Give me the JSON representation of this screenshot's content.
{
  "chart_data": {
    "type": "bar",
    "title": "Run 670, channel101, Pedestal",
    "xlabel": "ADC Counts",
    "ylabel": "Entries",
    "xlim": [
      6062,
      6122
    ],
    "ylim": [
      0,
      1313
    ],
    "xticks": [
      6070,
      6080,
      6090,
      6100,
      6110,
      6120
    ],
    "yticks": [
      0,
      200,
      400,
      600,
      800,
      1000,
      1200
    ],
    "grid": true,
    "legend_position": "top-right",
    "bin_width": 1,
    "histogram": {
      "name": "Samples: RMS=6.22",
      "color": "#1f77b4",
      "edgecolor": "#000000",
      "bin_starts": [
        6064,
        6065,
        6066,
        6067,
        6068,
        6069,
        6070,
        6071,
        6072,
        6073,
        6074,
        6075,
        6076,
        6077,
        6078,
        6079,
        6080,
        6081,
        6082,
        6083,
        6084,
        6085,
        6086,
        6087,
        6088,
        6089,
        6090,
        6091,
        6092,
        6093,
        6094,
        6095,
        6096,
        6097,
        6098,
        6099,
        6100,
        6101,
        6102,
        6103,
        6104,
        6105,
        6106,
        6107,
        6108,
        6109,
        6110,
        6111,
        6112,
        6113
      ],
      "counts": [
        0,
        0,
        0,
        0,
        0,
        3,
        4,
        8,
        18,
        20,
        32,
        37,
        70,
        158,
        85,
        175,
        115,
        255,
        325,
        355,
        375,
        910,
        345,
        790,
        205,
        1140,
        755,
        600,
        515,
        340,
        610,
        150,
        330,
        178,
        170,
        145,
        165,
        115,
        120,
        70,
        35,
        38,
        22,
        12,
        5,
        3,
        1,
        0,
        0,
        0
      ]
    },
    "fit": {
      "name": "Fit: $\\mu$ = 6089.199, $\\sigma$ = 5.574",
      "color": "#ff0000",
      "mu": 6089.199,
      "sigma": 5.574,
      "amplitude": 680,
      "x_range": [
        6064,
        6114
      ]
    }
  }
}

:::

The task: Report how many lines of the entries hold the string "sigma". Provide the number alone.

Answer for this exercise: 2